::: Task data :::

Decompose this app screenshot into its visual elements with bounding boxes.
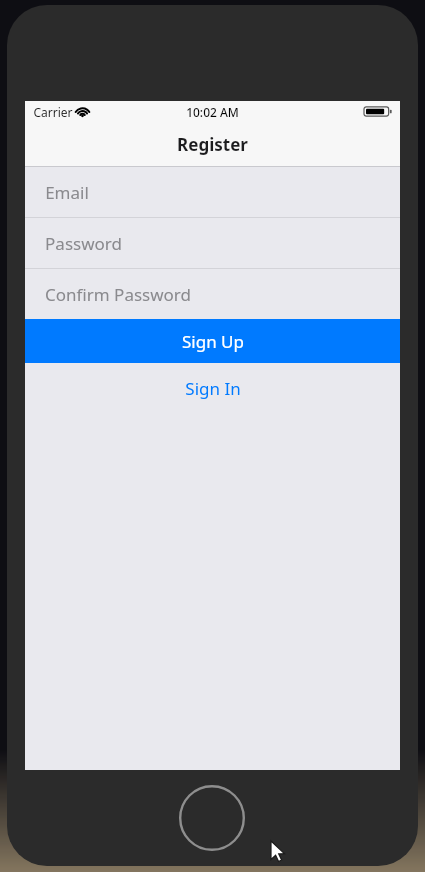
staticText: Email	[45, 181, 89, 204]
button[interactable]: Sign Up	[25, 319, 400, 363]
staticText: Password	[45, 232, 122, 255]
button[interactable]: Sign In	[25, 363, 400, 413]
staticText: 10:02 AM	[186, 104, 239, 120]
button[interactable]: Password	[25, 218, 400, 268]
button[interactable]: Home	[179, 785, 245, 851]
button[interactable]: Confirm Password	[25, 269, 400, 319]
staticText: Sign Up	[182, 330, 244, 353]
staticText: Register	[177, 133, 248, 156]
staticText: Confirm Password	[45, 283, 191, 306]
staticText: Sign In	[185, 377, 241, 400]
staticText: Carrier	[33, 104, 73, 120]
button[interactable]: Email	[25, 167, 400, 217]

:::
::: Task data :::

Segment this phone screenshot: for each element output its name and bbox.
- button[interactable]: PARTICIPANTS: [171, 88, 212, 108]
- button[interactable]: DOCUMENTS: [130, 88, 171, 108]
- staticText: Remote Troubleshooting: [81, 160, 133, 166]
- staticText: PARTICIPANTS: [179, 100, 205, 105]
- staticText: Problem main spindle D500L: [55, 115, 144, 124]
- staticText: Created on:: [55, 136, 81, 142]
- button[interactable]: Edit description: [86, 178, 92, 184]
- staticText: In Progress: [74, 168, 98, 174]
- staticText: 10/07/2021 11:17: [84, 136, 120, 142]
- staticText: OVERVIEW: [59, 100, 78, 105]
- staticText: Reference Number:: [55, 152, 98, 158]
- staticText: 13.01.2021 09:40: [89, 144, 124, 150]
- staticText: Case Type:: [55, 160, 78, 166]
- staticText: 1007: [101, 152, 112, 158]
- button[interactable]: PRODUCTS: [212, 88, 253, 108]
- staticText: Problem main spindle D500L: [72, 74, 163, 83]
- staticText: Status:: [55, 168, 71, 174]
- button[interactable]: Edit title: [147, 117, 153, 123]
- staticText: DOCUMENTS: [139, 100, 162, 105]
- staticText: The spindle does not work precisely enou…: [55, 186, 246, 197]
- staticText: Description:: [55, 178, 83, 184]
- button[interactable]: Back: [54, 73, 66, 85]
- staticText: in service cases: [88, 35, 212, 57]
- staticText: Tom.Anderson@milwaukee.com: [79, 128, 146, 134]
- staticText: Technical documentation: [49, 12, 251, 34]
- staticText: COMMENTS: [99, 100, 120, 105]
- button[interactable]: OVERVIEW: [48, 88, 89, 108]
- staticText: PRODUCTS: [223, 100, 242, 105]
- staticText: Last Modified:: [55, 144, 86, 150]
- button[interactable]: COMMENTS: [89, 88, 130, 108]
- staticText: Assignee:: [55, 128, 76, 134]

:::

What you are asked to do:
Reproduce the lines starting at the one containing "Segment this phone" and ending at the one containing "- button[interactable]: Edit description: [86, 178, 92, 184]", keeping every character unchanged.

Reply to the exercise:
Segment this phone screenshot: for each element output its name and bbox.
- button[interactable]: PARTICIPANTS: [171, 88, 212, 108]
- button[interactable]: DOCUMENTS: [130, 88, 171, 108]
- staticText: Remote Troubleshooting: [81, 160, 133, 166]
- staticText: PARTICIPANTS: [179, 100, 205, 105]
- staticText: Problem main spindle D500L: [55, 115, 144, 124]
- staticText: Created on:: [55, 136, 81, 142]
- button[interactable]: Edit description: [86, 178, 92, 184]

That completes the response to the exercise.